[INFORMATION PROVIDED start]
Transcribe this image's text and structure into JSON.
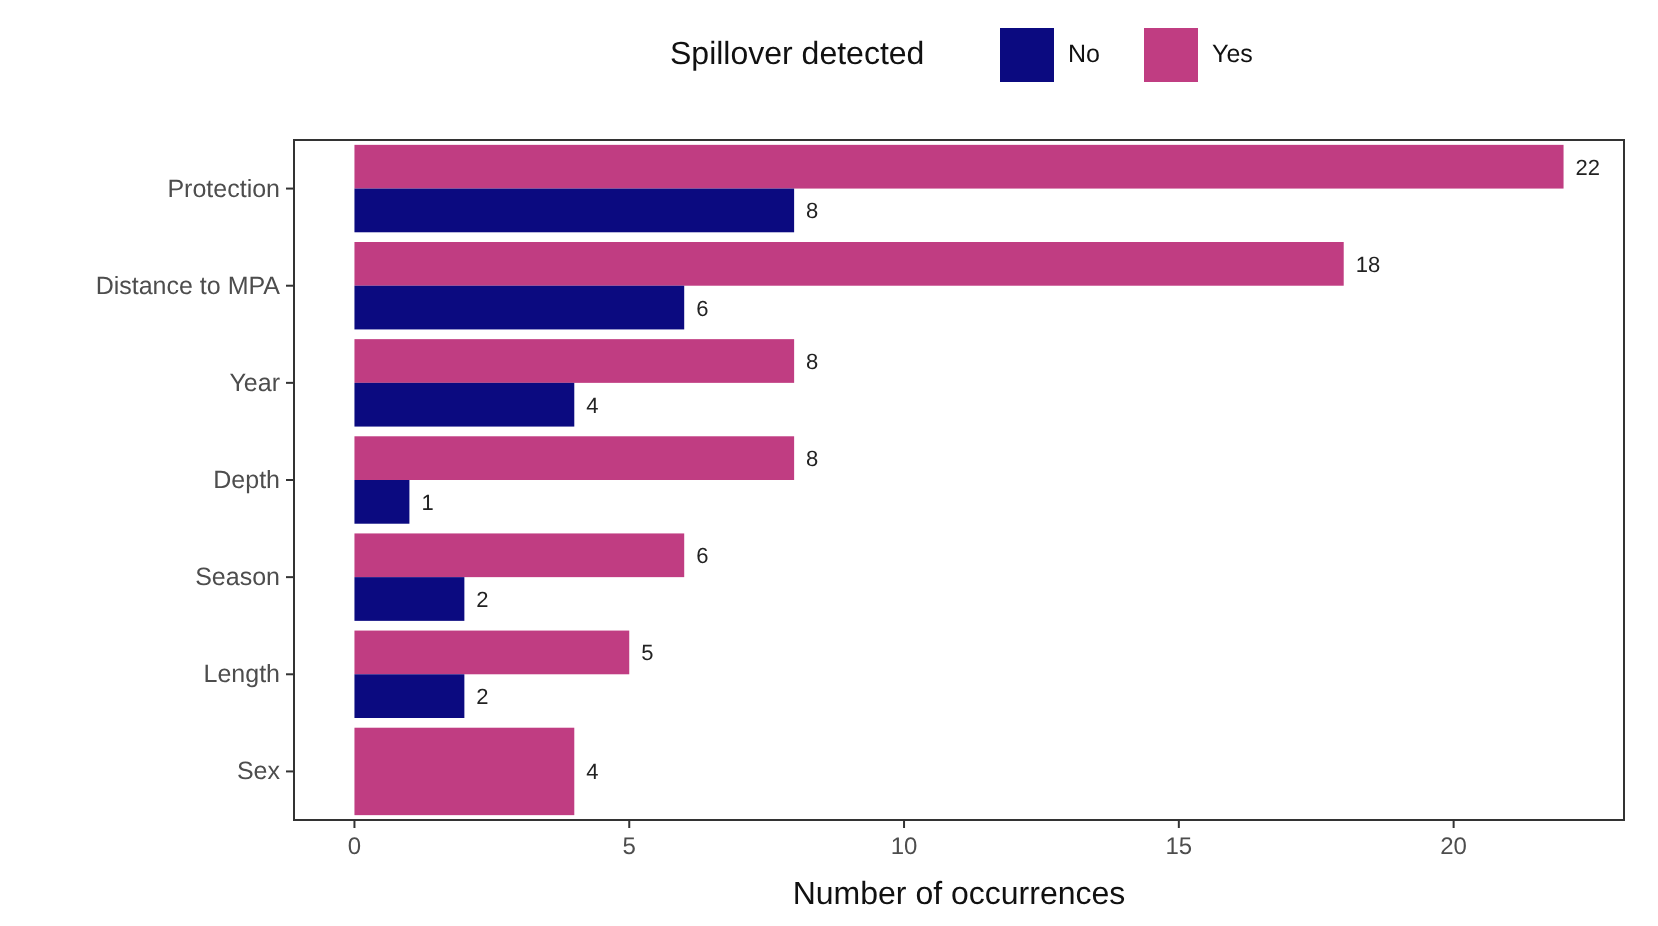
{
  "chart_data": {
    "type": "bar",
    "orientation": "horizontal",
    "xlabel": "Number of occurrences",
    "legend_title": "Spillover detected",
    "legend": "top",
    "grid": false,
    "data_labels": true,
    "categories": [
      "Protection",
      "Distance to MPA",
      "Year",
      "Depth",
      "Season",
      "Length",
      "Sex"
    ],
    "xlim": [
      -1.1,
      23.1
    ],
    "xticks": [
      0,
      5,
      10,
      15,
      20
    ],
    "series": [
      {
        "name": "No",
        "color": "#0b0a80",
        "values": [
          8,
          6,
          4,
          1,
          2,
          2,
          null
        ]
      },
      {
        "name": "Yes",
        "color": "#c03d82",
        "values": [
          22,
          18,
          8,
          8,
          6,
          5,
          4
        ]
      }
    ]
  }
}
[INFORMATION PROVIDED end]
WHAT TO DO = Your task is to reproduce all of the material exactly. The pictures stay out.

FINISHED EXERCISE =
Transcribe this image's text and structure into JSON.
{
  "chart_data": {
    "type": "bar",
    "orientation": "horizontal",
    "xlabel": "Number of occurrences",
    "legend_title": "Spillover detected",
    "legend": "top",
    "grid": false,
    "data_labels": true,
    "categories": [
      "Protection",
      "Distance to MPA",
      "Year",
      "Depth",
      "Season",
      "Length",
      "Sex"
    ],
    "xlim": [
      -1.1,
      23.1
    ],
    "xticks": [
      0,
      5,
      10,
      15,
      20
    ],
    "series": [
      {
        "name": "No",
        "color": "#0b0a80",
        "values": [
          8,
          6,
          4,
          1,
          2,
          2,
          null
        ]
      },
      {
        "name": "Yes",
        "color": "#c03d82",
        "values": [
          22,
          18,
          8,
          8,
          6,
          5,
          4
        ]
      }
    ]
  }
}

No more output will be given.